Gather every line below where "allora" appears.

Data items:
★ ★ ★ ★ ★ ★ ★
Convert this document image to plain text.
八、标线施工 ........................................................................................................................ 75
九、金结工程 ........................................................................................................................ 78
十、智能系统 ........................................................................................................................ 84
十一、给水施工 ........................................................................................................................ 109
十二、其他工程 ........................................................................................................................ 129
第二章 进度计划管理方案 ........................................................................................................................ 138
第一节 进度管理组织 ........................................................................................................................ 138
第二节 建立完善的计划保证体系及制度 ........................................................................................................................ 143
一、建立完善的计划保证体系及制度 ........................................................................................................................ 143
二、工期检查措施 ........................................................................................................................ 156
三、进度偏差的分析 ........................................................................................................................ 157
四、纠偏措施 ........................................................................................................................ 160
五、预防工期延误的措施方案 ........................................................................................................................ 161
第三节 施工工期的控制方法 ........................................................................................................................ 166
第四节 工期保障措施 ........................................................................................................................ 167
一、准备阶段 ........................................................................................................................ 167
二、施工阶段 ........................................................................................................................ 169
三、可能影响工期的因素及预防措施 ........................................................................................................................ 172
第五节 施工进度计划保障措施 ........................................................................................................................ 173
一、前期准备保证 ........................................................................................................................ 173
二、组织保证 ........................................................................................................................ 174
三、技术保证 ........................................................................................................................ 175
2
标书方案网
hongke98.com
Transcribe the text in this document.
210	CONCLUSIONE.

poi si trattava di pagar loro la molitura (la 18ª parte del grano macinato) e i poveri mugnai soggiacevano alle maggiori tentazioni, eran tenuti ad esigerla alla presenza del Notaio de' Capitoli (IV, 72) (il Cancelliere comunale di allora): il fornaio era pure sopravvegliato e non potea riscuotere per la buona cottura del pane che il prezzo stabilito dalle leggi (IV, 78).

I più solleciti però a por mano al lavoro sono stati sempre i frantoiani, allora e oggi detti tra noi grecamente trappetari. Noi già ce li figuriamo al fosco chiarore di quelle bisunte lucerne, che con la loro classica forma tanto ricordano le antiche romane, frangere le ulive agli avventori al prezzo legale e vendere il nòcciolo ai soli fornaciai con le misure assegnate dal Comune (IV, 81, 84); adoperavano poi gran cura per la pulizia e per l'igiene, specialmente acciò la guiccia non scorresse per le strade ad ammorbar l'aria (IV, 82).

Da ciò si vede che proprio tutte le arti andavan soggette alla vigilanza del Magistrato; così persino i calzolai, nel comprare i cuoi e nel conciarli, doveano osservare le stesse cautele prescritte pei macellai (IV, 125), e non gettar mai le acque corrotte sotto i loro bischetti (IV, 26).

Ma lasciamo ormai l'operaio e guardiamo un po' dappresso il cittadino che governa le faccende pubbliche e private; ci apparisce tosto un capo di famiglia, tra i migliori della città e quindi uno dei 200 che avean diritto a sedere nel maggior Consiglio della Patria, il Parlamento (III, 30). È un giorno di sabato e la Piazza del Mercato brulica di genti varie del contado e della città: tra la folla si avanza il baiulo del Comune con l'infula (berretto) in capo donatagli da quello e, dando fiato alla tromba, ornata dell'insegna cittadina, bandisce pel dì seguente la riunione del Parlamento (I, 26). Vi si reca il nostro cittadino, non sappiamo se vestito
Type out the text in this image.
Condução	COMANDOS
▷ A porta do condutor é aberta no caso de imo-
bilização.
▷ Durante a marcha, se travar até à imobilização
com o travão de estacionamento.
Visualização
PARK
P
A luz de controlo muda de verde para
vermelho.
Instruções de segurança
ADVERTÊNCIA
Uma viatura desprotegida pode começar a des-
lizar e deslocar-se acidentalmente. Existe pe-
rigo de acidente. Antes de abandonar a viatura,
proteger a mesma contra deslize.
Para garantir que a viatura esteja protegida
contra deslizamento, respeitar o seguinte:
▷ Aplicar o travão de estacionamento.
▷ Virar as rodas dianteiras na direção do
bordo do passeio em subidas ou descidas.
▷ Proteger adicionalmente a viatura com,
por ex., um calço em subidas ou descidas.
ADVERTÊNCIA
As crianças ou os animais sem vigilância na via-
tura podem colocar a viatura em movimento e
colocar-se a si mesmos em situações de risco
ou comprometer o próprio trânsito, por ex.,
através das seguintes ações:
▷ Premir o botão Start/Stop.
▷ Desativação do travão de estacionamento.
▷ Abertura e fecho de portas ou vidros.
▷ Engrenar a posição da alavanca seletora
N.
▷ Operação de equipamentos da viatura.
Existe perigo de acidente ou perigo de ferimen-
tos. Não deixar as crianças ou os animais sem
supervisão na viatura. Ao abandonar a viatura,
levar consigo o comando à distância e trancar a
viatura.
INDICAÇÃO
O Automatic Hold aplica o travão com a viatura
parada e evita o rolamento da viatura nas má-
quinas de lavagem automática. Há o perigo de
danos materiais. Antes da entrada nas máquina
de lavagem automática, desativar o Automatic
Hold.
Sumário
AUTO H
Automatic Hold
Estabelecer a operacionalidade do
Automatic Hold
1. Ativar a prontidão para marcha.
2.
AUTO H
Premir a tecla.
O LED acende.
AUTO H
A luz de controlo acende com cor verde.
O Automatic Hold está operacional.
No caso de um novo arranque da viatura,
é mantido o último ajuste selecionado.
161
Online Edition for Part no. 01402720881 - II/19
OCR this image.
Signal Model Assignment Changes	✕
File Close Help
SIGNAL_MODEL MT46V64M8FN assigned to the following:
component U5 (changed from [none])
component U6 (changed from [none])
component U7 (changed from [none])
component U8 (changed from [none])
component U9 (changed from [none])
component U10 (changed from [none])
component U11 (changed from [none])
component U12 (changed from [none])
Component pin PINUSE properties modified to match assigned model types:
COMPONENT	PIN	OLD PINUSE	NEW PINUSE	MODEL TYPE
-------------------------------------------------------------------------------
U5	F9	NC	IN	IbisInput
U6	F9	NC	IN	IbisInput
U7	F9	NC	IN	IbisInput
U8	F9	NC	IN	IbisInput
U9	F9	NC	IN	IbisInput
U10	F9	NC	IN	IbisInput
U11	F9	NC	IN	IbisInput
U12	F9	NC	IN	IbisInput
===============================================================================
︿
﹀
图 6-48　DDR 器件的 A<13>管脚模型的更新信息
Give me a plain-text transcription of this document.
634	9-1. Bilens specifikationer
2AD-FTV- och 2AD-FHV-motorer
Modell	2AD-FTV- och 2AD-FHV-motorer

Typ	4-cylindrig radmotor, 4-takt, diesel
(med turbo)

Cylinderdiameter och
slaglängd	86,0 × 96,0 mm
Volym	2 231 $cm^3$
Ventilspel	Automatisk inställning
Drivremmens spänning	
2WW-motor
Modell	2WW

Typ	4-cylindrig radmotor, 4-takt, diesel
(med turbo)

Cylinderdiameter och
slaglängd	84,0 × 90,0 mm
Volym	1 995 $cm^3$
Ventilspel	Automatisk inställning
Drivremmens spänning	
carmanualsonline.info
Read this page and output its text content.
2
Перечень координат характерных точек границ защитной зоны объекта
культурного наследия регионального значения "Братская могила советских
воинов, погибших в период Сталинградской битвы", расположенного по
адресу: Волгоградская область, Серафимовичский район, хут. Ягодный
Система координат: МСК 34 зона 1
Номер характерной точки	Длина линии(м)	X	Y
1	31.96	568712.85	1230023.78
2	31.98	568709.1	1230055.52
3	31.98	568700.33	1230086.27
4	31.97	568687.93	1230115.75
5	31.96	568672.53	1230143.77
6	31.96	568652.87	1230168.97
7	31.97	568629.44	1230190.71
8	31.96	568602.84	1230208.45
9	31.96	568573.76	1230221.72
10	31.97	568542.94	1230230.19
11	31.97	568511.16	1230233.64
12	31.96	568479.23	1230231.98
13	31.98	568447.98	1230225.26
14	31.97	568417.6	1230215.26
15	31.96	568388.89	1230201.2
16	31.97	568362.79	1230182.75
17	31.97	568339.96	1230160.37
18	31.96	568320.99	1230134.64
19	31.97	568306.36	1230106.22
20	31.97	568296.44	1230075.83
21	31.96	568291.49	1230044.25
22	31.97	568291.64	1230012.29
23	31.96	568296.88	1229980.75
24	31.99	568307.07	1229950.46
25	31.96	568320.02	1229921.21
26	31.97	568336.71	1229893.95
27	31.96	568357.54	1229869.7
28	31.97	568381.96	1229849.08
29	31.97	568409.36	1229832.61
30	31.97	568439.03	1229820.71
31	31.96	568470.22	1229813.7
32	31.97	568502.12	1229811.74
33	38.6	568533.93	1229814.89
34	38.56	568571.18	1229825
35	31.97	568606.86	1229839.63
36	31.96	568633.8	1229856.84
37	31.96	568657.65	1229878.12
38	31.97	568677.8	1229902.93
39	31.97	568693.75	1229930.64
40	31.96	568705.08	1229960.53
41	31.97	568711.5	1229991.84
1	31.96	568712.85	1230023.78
★ ★ ★ ★ ★ ★ ★
**THE RESULT**:
poi si trattava di pagar loro la molitura (la 18ª parte del grano macinato) e i poveri mugnai soggiacevano alle maggiori tentazioni, eran tenuti ad esigerla alla presenza del Notaio de' Capitoli (IV, 72) (il Cancelliere comunale di allora): il fornaio era pure sopravvegliato e non potea riscuotere per la buona cottura del pane che il prezzo stabilito dalle leggi (IV, 78).
I più solleciti però a por mano al lavoro sono stati sempre i frantoiani, allora e oggi detti tra noi grecamente trappetari. Noi già ce li figuriamo al fosco chiarore di quelle bisunte lucerne, che con la loro classica forma tanto ricordano le antiche romane, frangere le ulive agli avventori al prezzo legale e vendere il nòcciolo ai soli fornaciai con le misure assegnate dal Comune (IV, 81, 84); adoperavano poi gran cura per la pulizia e per l'igiene, specialmente acciò la guiccia non scorresse per le strade ad ammorbar l'aria (IV, 82).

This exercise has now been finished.